[Dataset records]
--*--

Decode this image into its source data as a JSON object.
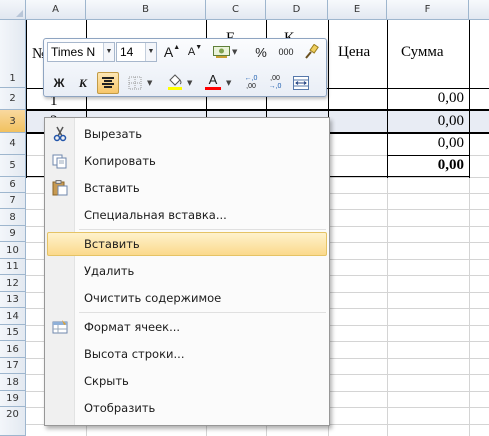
{
  "columns": [
    "A",
    "B",
    "C",
    "D",
    "E",
    "F"
  ],
  "rows": [
    "1",
    "2",
    "3",
    "4",
    "5",
    "6",
    "7",
    "8",
    "9",
    "10",
    "11",
    "12",
    "13",
    "14",
    "15",
    "16",
    "17",
    "18",
    "19",
    "20"
  ],
  "cells": {
    "a1": "№",
    "c1": "Е",
    "d1": "К",
    "e1": "Цена",
    "f1": "Сумма",
    "a2": "1",
    "a3": "2",
    "f2": "0,00",
    "f3": "0,00",
    "f4": "0,00",
    "f5": "0,00"
  },
  "mini_toolbar": {
    "font_name": "Times N",
    "font_size": "14",
    "grow_font": "A",
    "shrink_font": "A",
    "percent": "%",
    "thousands": "000",
    "bold": "Ж",
    "italic": "К",
    "font_color_letter": "A",
    "inc_decimal_top": "←,0",
    "inc_decimal_bottom": ",00",
    "dec_decimal_top": ",00",
    "dec_decimal_bottom": "→,0",
    "fill_color": "#ffff00",
    "font_color": "#ff0000"
  },
  "context_menu": {
    "items": [
      {
        "label": "Вырезать",
        "icon": "scissors-icon"
      },
      {
        "label": "Копировать",
        "icon": "copy-icon"
      },
      {
        "label": "Вставить",
        "icon": "paste-icon"
      },
      {
        "label": "Специальная вставка..."
      },
      {
        "label": "Вставить",
        "highlighted": true
      },
      {
        "label": "Удалить"
      },
      {
        "label": "Очистить содержимое"
      },
      {
        "label": "Формат ячеек...",
        "icon": "format-cells-icon"
      },
      {
        "label": "Высота строки..."
      },
      {
        "label": "Скрыть"
      },
      {
        "label": "Отобразить"
      }
    ]
  },
  "colors": {
    "header_bg": "#e2e8f1",
    "header_selected": "#f1c15f",
    "gridline": "#d4d4d4",
    "menu_highlight": "#fbd98c"
  }
}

--*--

Pictures are excluded; copy all other data exactly as shown.

Decode this image into its source data as a JSON object.
{
  "columns": [
    "A",
    "B",
    "C",
    "D",
    "E",
    "F"
  ],
  "rows": [
    "1",
    "2",
    "3",
    "4",
    "5",
    "6",
    "7",
    "8",
    "9",
    "10",
    "11",
    "12",
    "13",
    "14",
    "15",
    "16",
    "17",
    "18",
    "19",
    "20"
  ],
  "cells": {
    "a1": "№",
    "c1": "Е",
    "d1": "К",
    "e1": "Цена",
    "f1": "Сумма",
    "a2": "1",
    "a3": "2",
    "f2": "0,00",
    "f3": "0,00",
    "f4": "0,00",
    "f5": "0,00"
  },
  "mini_toolbar": {
    "font_name": "Times N",
    "font_size": "14",
    "grow_font": "A",
    "shrink_font": "A",
    "percent": "%",
    "thousands": "000",
    "bold": "Ж",
    "italic": "К",
    "font_color_letter": "A",
    "inc_decimal_top": "←,0",
    "inc_decimal_bottom": ",00",
    "dec_decimal_top": ",00",
    "dec_decimal_bottom": "→,0",
    "fill_color": "#ffff00",
    "font_color": "#ff0000"
  },
  "context_menu": {
    "items": [
      {
        "label": "Вырезать",
        "icon": "scissors-icon"
      },
      {
        "label": "Копировать",
        "icon": "copy-icon"
      },
      {
        "label": "Вставить",
        "icon": "paste-icon"
      },
      {
        "label": "Специальная вставка..."
      },
      {
        "label": "Вставить",
        "highlighted": true
      },
      {
        "label": "Удалить"
      },
      {
        "label": "Очистить содержимое"
      },
      {
        "label": "Формат ячеек...",
        "icon": "format-cells-icon"
      },
      {
        "label": "Высота строки..."
      },
      {
        "label": "Скрыть"
      },
      {
        "label": "Отобразить"
      }
    ]
  },
  "colors": {
    "header_bg": "#e2e8f1",
    "header_selected": "#f1c15f",
    "gridline": "#d4d4d4",
    "menu_highlight": "#fbd98c"
  }
}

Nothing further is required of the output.